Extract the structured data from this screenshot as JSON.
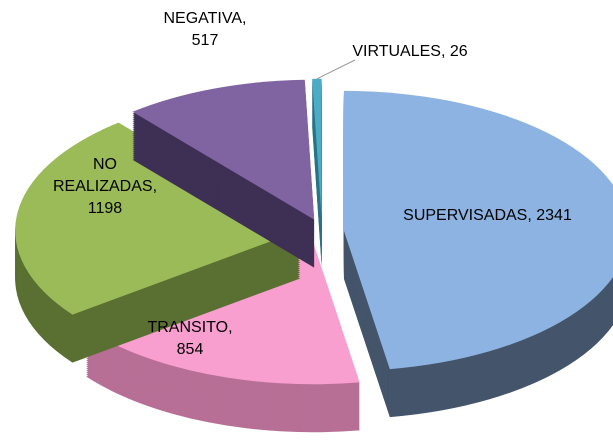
{
  "chart_data": {
    "type": "pie",
    "values": [
      2341,
      854,
      1198,
      517,
      26
    ],
    "value_labels": [
      "SUPERVISADAS, 2341",
      "TRANSITO, 854",
      "NO REALIZADAS, 1198",
      "NEGATIVA, 517",
      "VIRTUALES, 26"
    ],
    "colors": [
      "#8db3e2",
      "#f99fcf",
      "#9bbb59",
      "#8064a2",
      "#4bacc6"
    ],
    "side_colors": [
      "#44556b",
      "#b76f96",
      "#5a7032",
      "#3e2f55",
      "#2b7487"
    ]
  }
}
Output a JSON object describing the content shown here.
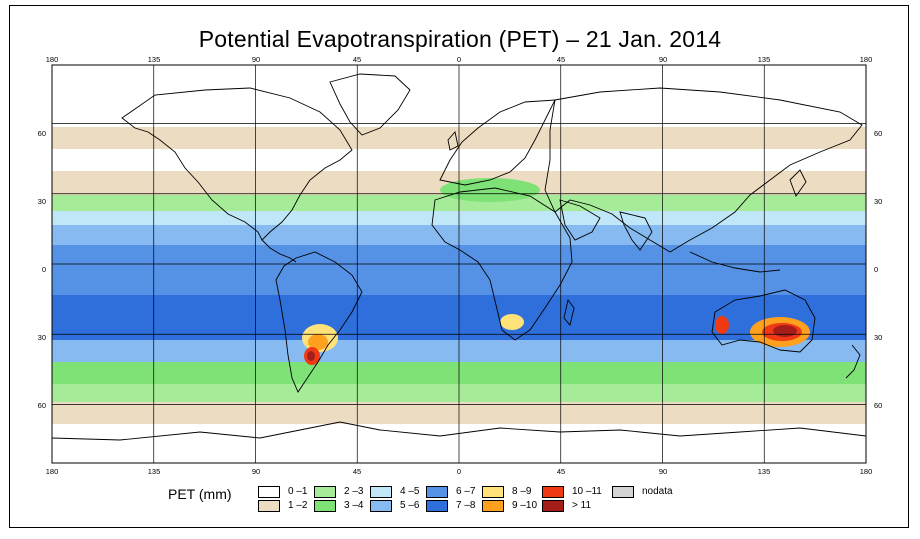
{
  "title": "Potential Evapotranspiration (PET) – 21 Jan. 2014",
  "axes": {
    "top_lon": [
      "180",
      "135",
      "90",
      "45",
      "0",
      "45",
      "90",
      "135",
      "180"
    ],
    "bottom_lon": [
      "180",
      "135",
      "90",
      "45",
      "0",
      "45",
      "90",
      "135",
      "180"
    ],
    "left_lat": [
      "60",
      "30",
      "0",
      "30",
      "60"
    ],
    "right_lat": [
      "60",
      "30",
      "0",
      "30",
      "60"
    ]
  },
  "map_region": {
    "lon_range": [
      -180,
      180
    ],
    "lat_range": [
      -85,
      85
    ],
    "gridlines_lon": [
      -135,
      -90,
      -45,
      0,
      45,
      90,
      135
    ],
    "gridlines_lat": [
      60,
      30,
      0,
      -30,
      -60
    ]
  },
  "legend": {
    "title": "PET (mm)",
    "items": [
      {
        "label": "0 –1",
        "color": "#ffffff"
      },
      {
        "label": "1 –2",
        "color": "#ecdcc2"
      },
      {
        "label": "2 –3",
        "color": "#a6ec98"
      },
      {
        "label": "3 –4",
        "color": "#7ee276"
      },
      {
        "label": "4 –5",
        "color": "#bfe7f7"
      },
      {
        "label": "5 –6",
        "color": "#86baf0"
      },
      {
        "label": "6 –7",
        "color": "#5592e6"
      },
      {
        "label": "7 –8",
        "color": "#2f6fdc"
      },
      {
        "label": "8 –9",
        "color": "#ffe27a"
      },
      {
        "label": "9 –10",
        "color": "#ffa11f"
      },
      {
        "label": "10 –11",
        "color": "#ef3a14"
      },
      {
        "label": "> 11",
        "color": "#a61e1a"
      },
      {
        "label": "nodata",
        "color": "#d4d4d4"
      }
    ]
  }
}
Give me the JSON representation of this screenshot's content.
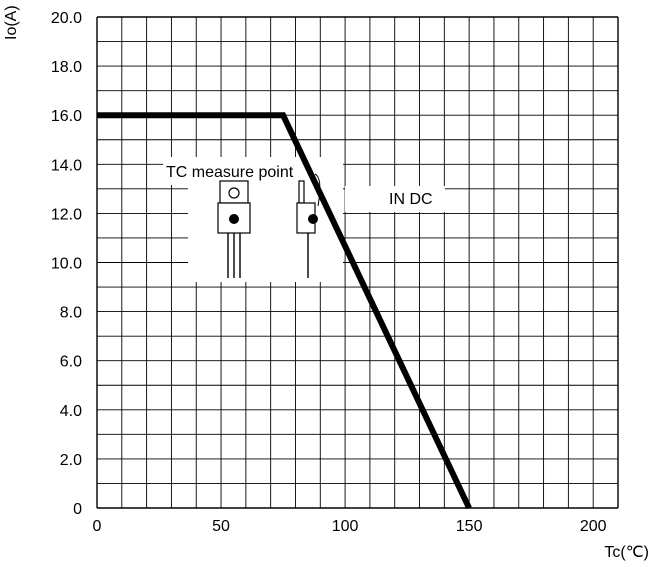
{
  "chart_data": {
    "type": "line",
    "xlabel": "Tc(℃)",
    "ylabel": "Io(A)",
    "xlim": [
      0,
      210
    ],
    "ylim": [
      0,
      20
    ],
    "x_ticks": [
      0,
      50,
      100,
      150,
      200
    ],
    "x_tick_labels": [
      "0",
      "50",
      "100",
      "150",
      "200"
    ],
    "y_ticks": [
      0,
      2,
      4,
      6,
      8,
      10,
      12,
      14,
      16,
      18,
      20
    ],
    "y_tick_labels": [
      "0",
      "2.0",
      "4.0",
      "6.0",
      "8.0",
      "10.0",
      "12.0",
      "14.0",
      "16.0",
      "18.0",
      "20.0"
    ],
    "grid": true,
    "series": [
      {
        "x": [
          0,
          75,
          150
        ],
        "y": [
          16,
          16,
          0
        ],
        "color": "#000000"
      }
    ],
    "annotations": [
      {
        "text": "TC measure point"
      },
      {
        "text": "IN DC"
      }
    ]
  }
}
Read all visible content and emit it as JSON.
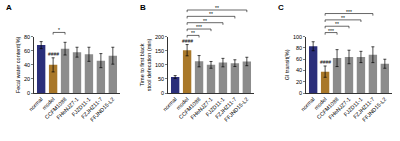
{
  "chart_data": [
    {
      "type": "bar",
      "title": "A",
      "y_label": "Fecal water content(%)",
      "categories": [
        "normal",
        "model",
        "CCFM1088",
        "FHeNJZ7-1",
        "FJZD11-1",
        "FZJHZ11-7",
        "FFJND15-L2"
      ],
      "values": [
        68,
        40,
        63,
        58,
        55,
        46,
        53
      ],
      "errors": [
        5,
        10,
        9,
        7,
        10,
        10,
        12
      ],
      "colors": [
        "#2b2f7a",
        "#a9782a",
        "#8c8c8c",
        "#8c8c8c",
        "#8c8c8c",
        "#8c8c8c",
        "#8c8c8c"
      ],
      "ylim": [
        0,
        80
      ],
      "yticks": [
        0,
        20,
        40,
        60,
        80
      ],
      "grid": false,
      "annotations": [
        {
          "category": "model",
          "text": "####"
        }
      ],
      "comparisons": [
        {
          "from": "model",
          "to": "CCFM1088",
          "label": "*"
        }
      ]
    },
    {
      "type": "bar",
      "title": "B",
      "y_label": "Time to first black\nstool defecation (min)",
      "categories": [
        "normal",
        "model",
        "CCFM1088",
        "FHeNJZ7-1",
        "FJZD11-1",
        "FZJHZ11-7",
        "FFJND15-L2"
      ],
      "values": [
        57,
        152,
        113,
        100,
        108,
        106,
        112
      ],
      "errors": [
        5,
        20,
        20,
        12,
        15,
        12,
        15
      ],
      "colors": [
        "#2b2f7a",
        "#a9782a",
        "#8c8c8c",
        "#8c8c8c",
        "#8c8c8c",
        "#8c8c8c",
        "#8c8c8c"
      ],
      "ylim": [
        0,
        200
      ],
      "yticks": [
        0,
        50,
        100,
        150,
        200
      ],
      "grid": false,
      "annotations": [
        {
          "category": "model",
          "text": "####"
        }
      ],
      "comparisons": [
        {
          "from": "model",
          "to": "CCFM1088",
          "label": "**"
        },
        {
          "from": "model",
          "to": "FHeNJZ7-1",
          "label": "***"
        },
        {
          "from": "model",
          "to": "FJZD11-1",
          "label": "**"
        },
        {
          "from": "model",
          "to": "FZJHZ11-7",
          "label": "**"
        },
        {
          "from": "model",
          "to": "FFJND15-L2",
          "label": "**"
        }
      ]
    },
    {
      "type": "bar",
      "title": "C",
      "y_label": "GI transit(%)",
      "categories": [
        "normal",
        "model",
        "CCFM1088",
        "FHeNJZ7-1",
        "FJZD11-1",
        "FZJHZ11-7",
        "FFJND15-L2"
      ],
      "values": [
        83,
        38,
        62,
        64,
        64,
        68,
        52
      ],
      "errors": [
        8,
        10,
        15,
        12,
        10,
        14,
        8
      ],
      "colors": [
        "#2b2f7a",
        "#a9782a",
        "#8c8c8c",
        "#8c8c8c",
        "#8c8c8c",
        "#8c8c8c",
        "#8c8c8c"
      ],
      "ylim": [
        0,
        100
      ],
      "yticks": [
        0,
        20,
        40,
        60,
        80,
        100
      ],
      "grid": false,
      "annotations": [
        {
          "category": "model",
          "text": "####"
        }
      ],
      "comparisons": [
        {
          "from": "model",
          "to": "CCFM1088",
          "label": "***"
        },
        {
          "from": "model",
          "to": "FHeNJZ7-1",
          "label": "**"
        },
        {
          "from": "model",
          "to": "FJZD11-1",
          "label": "**"
        },
        {
          "from": "model",
          "to": "FZJHZ11-7",
          "label": "***"
        }
      ]
    }
  ]
}
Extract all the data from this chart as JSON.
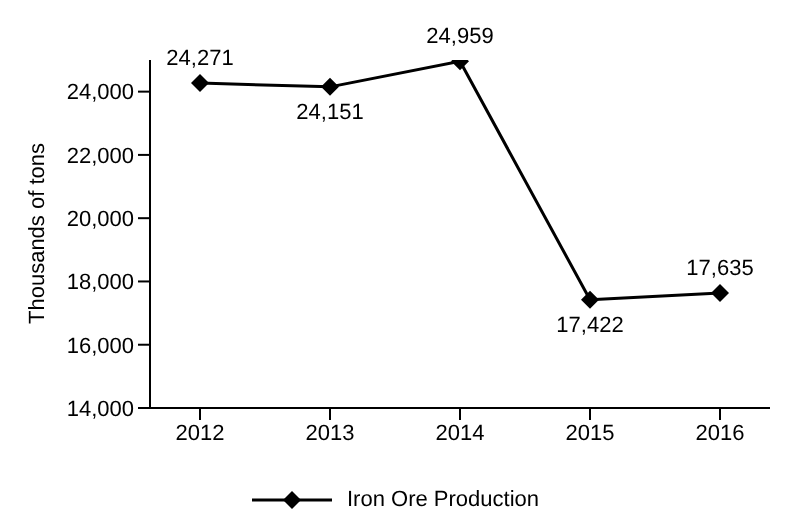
{
  "chart_data": {
    "type": "line",
    "ylabel": "Thousands of tons",
    "categories": [
      "2012",
      "2013",
      "2014",
      "2015",
      "2016"
    ],
    "series": [
      {
        "name": "Iron Ore Production",
        "color": "#000000",
        "values": [
          24271,
          24151,
          24959,
          17422,
          17635
        ],
        "value_labels": [
          "24,271",
          "24,151",
          "24,959",
          "17,422",
          "17,635"
        ]
      }
    ],
    "ylim": [
      14000,
      25000
    ],
    "yticks": [
      {
        "value": 14000,
        "label": "14,000"
      },
      {
        "value": 16000,
        "label": "16,000"
      },
      {
        "value": 18000,
        "label": "18,000"
      },
      {
        "value": 20000,
        "label": "20,000"
      },
      {
        "value": 22000,
        "label": "22,000"
      },
      {
        "value": 24000,
        "label": "24,000"
      }
    ],
    "marker": "diamond",
    "line_style": "solid",
    "legend": "bottom"
  }
}
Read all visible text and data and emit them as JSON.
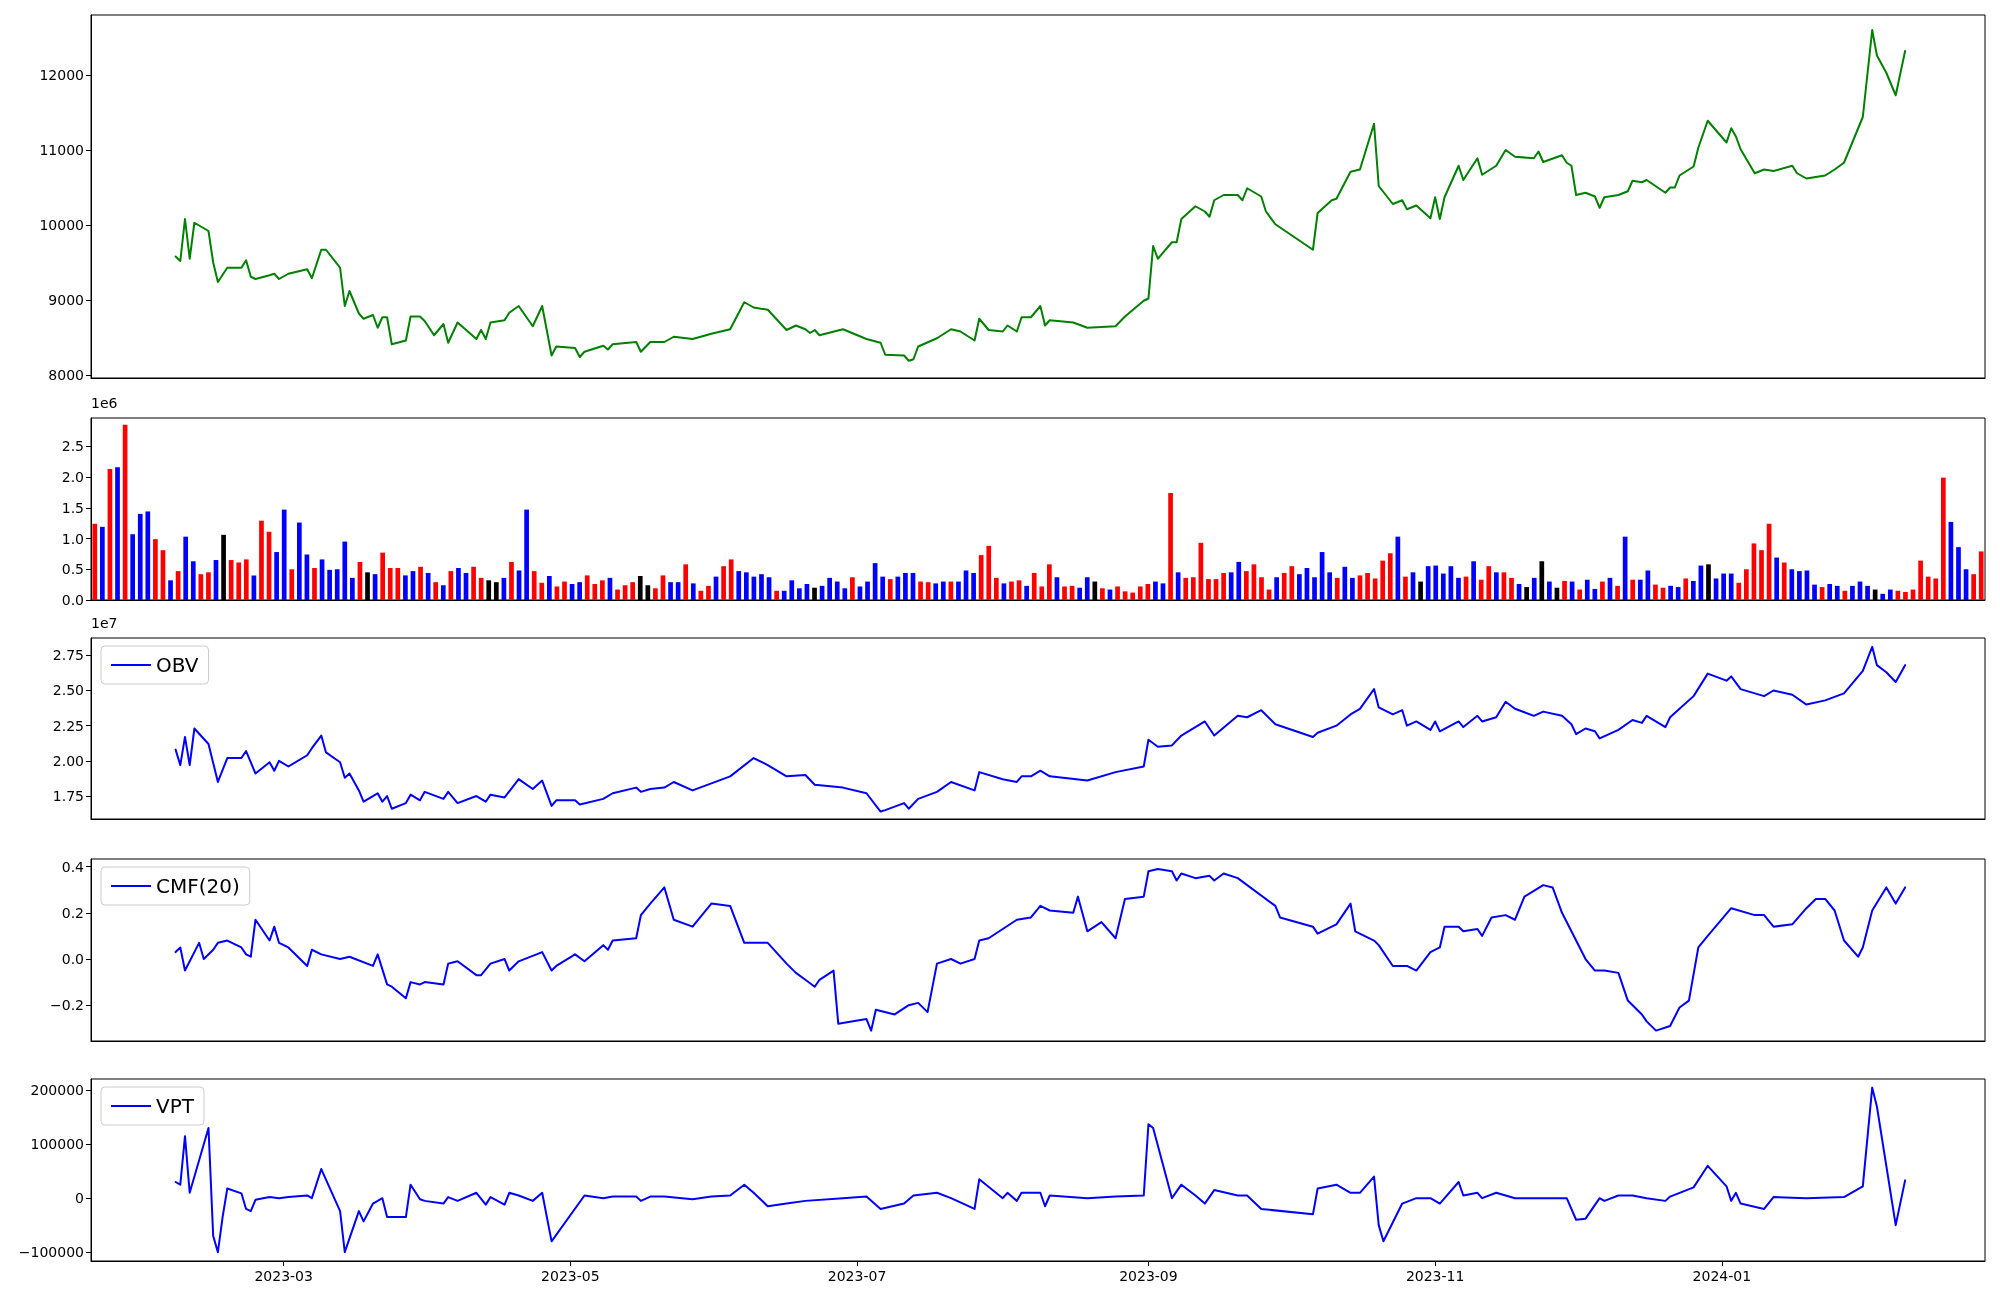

**Instruction**
Everything from the line containing "Extract all the data from this chart as JSON." through the last line of the entries is to be output exactly as written, minus any pictures.

**Completed task**
Extract all the data from this chart as JSON.
{
  "chart_data": {
    "type": "line",
    "ylabel": "Thousands of tons",
    "categories": [
      "2012",
      "2013",
      "2014",
      "2015",
      "2016"
    ],
    "series": [
      {
        "name": "Iron Ore Production",
        "color": "#000000",
        "values": [
          24271,
          24151,
          24959,
          17422,
          17635
        ],
        "value_labels": [
          "24,271",
          "24,151",
          "24,959",
          "17,422",
          "17,635"
        ]
      }
    ],
    "ylim": [
      14000,
      25000
    ],
    "yticks": [
      {
        "value": 14000,
        "label": "14,000"
      },
      {
        "value": 16000,
        "label": "16,000"
      },
      {
        "value": 18000,
        "label": "18,000"
      },
      {
        "value": 20000,
        "label": "20,000"
      },
      {
        "value": 22000,
        "label": "22,000"
      },
      {
        "value": 24000,
        "label": "24,000"
      }
    ],
    "marker": "diamond",
    "line_style": "solid",
    "legend": "bottom"
  }
}
Read all visible text and data and emit them as JSON.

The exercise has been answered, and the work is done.